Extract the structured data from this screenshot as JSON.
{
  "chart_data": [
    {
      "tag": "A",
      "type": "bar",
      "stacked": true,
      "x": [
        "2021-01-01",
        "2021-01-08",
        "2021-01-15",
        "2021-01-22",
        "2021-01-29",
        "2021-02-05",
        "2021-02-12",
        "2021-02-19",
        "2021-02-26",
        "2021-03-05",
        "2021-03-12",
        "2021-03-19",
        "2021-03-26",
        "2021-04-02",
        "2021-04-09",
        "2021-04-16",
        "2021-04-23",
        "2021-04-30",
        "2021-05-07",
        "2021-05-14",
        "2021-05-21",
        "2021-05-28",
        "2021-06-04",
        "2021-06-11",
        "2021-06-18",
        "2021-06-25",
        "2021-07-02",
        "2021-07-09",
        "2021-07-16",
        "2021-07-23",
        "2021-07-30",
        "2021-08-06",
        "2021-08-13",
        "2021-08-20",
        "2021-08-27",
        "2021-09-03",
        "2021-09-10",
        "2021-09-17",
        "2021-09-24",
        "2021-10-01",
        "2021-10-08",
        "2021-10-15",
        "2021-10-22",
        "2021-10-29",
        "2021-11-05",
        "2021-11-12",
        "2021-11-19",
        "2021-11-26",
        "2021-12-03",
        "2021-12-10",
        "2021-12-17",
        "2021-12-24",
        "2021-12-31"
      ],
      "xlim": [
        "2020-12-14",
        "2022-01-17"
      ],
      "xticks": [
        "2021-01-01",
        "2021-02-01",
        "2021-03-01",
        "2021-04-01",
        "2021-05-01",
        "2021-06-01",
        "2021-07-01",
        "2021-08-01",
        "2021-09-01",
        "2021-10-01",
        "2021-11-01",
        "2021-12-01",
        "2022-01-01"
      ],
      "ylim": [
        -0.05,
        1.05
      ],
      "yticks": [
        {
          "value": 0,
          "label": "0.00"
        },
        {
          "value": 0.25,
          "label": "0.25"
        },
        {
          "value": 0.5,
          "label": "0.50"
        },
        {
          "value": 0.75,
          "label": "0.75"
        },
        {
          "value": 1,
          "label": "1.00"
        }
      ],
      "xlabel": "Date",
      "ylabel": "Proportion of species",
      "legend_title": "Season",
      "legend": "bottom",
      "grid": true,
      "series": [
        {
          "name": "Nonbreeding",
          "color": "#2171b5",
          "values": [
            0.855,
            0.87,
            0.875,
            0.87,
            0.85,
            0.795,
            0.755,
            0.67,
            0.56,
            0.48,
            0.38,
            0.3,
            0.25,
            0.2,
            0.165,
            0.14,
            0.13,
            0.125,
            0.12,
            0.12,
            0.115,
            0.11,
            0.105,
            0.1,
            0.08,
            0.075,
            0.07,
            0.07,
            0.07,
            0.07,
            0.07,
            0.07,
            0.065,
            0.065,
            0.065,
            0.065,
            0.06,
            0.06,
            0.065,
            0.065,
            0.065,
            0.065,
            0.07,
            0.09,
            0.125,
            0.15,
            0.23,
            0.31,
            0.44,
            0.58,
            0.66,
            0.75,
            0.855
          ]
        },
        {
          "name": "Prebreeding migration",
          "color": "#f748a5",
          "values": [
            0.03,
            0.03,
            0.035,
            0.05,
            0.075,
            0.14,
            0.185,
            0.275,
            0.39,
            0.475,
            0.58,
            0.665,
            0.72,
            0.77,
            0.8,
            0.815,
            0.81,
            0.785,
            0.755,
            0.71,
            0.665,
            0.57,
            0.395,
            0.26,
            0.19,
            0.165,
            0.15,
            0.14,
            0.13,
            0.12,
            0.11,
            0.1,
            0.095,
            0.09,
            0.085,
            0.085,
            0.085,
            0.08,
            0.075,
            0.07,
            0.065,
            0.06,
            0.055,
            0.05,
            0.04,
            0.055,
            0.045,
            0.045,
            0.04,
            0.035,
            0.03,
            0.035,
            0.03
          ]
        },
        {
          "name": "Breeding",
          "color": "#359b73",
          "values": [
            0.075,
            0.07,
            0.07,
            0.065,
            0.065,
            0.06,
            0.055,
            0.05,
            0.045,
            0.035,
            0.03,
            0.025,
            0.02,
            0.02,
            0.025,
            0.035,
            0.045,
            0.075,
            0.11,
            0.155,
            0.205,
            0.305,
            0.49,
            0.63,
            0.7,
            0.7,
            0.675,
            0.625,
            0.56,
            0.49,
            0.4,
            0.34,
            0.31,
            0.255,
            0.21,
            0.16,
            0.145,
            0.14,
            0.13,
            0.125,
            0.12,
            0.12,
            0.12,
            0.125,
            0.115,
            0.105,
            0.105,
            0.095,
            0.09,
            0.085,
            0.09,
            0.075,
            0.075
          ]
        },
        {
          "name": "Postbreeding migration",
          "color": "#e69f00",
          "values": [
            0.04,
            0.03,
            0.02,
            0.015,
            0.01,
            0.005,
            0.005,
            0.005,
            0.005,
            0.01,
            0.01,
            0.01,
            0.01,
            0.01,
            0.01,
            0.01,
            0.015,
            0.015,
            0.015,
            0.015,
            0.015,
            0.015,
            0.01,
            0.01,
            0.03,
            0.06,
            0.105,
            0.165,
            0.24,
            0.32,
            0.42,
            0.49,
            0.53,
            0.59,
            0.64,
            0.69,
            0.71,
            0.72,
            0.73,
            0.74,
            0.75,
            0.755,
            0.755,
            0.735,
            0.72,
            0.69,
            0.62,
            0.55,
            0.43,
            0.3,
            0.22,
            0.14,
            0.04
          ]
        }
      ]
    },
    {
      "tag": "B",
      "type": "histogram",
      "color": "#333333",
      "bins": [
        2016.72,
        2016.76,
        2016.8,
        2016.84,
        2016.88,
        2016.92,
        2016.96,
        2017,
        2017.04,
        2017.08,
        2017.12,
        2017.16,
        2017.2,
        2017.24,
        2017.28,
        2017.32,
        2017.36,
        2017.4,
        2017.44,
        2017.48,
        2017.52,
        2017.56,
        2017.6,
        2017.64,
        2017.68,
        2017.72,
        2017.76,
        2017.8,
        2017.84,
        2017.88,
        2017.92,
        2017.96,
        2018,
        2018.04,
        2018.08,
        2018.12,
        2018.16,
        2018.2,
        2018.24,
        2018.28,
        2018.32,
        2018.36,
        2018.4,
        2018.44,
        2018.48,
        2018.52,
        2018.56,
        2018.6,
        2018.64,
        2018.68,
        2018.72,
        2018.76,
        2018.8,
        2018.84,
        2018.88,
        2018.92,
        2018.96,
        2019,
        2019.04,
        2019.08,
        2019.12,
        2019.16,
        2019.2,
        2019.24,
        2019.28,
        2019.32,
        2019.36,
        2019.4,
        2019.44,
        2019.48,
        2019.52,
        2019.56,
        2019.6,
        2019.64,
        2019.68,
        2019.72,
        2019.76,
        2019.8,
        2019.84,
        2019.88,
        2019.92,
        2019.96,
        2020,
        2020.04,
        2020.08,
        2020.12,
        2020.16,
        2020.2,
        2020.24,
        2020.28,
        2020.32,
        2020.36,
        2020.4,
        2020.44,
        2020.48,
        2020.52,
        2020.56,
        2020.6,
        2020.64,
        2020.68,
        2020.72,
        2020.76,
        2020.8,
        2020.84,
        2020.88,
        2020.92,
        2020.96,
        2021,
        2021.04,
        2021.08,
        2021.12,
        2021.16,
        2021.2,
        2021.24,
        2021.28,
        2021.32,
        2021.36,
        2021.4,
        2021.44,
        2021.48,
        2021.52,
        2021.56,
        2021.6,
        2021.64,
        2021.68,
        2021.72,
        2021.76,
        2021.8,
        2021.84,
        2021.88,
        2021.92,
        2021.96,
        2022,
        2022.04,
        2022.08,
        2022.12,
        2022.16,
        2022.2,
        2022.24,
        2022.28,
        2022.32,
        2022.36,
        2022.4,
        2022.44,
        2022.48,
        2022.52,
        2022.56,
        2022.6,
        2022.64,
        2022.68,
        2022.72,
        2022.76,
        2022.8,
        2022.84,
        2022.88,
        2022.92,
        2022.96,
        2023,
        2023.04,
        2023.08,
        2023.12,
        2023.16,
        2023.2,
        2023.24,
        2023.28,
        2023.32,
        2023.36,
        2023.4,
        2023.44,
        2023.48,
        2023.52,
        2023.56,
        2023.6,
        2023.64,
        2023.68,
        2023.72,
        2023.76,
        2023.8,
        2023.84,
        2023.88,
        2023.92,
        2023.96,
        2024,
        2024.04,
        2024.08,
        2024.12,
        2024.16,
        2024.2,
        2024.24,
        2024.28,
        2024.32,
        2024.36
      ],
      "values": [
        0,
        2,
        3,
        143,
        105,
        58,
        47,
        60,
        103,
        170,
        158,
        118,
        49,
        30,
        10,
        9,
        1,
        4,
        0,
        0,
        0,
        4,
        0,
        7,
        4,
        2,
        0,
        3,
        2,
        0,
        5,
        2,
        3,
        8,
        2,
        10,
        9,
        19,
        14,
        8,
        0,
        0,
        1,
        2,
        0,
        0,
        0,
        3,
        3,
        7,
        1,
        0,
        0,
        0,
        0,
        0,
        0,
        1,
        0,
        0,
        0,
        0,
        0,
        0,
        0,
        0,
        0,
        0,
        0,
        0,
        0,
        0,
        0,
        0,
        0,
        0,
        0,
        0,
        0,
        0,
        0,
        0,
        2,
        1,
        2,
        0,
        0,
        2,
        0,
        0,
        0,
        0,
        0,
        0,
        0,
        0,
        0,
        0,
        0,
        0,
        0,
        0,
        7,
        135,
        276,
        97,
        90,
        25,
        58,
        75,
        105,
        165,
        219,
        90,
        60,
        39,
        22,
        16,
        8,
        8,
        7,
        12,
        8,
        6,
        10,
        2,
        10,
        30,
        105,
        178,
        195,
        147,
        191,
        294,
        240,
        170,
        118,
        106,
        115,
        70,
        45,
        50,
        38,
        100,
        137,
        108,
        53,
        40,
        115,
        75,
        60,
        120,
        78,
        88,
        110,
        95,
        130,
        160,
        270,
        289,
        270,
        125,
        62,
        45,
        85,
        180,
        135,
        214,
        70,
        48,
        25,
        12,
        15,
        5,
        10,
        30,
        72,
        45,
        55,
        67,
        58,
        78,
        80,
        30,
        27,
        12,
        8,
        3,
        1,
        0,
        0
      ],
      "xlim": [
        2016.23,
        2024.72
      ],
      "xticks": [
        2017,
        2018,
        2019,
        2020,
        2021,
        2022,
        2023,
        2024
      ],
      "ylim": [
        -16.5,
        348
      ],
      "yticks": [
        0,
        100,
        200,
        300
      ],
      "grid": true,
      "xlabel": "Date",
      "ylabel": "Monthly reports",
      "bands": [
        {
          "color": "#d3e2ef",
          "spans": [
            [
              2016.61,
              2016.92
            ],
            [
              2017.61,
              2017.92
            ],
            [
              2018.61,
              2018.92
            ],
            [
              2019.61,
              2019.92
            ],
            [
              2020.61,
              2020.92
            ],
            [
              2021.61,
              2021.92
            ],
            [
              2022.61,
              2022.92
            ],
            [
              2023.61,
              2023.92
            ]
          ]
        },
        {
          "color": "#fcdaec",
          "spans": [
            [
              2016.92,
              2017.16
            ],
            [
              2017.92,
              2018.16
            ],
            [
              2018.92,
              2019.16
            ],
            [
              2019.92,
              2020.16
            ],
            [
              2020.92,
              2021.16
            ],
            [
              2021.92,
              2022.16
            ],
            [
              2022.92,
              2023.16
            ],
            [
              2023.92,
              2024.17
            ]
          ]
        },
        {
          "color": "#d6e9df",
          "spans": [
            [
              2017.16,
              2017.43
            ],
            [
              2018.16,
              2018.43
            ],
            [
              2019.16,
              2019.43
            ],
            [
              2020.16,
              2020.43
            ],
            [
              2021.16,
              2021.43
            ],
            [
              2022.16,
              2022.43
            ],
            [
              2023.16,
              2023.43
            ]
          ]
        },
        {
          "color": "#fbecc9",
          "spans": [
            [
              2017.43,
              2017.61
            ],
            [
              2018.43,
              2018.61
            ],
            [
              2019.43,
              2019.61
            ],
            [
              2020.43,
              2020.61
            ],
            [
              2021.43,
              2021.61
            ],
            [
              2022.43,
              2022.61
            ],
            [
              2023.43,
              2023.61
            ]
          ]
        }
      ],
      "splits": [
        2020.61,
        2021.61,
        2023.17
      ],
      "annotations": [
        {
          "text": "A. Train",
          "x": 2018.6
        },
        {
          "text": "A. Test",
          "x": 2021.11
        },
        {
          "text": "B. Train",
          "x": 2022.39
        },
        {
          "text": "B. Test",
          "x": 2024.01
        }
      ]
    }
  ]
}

§

INSTRUCTION: Go through the entries above and pull out each line with "name" in it.

EXERCISE SOLUTION:
          "name": "Nonbreeding",
          "name": "Prebreeding migration",
          "name": "Breeding",
          "name": "Postbreeding migration",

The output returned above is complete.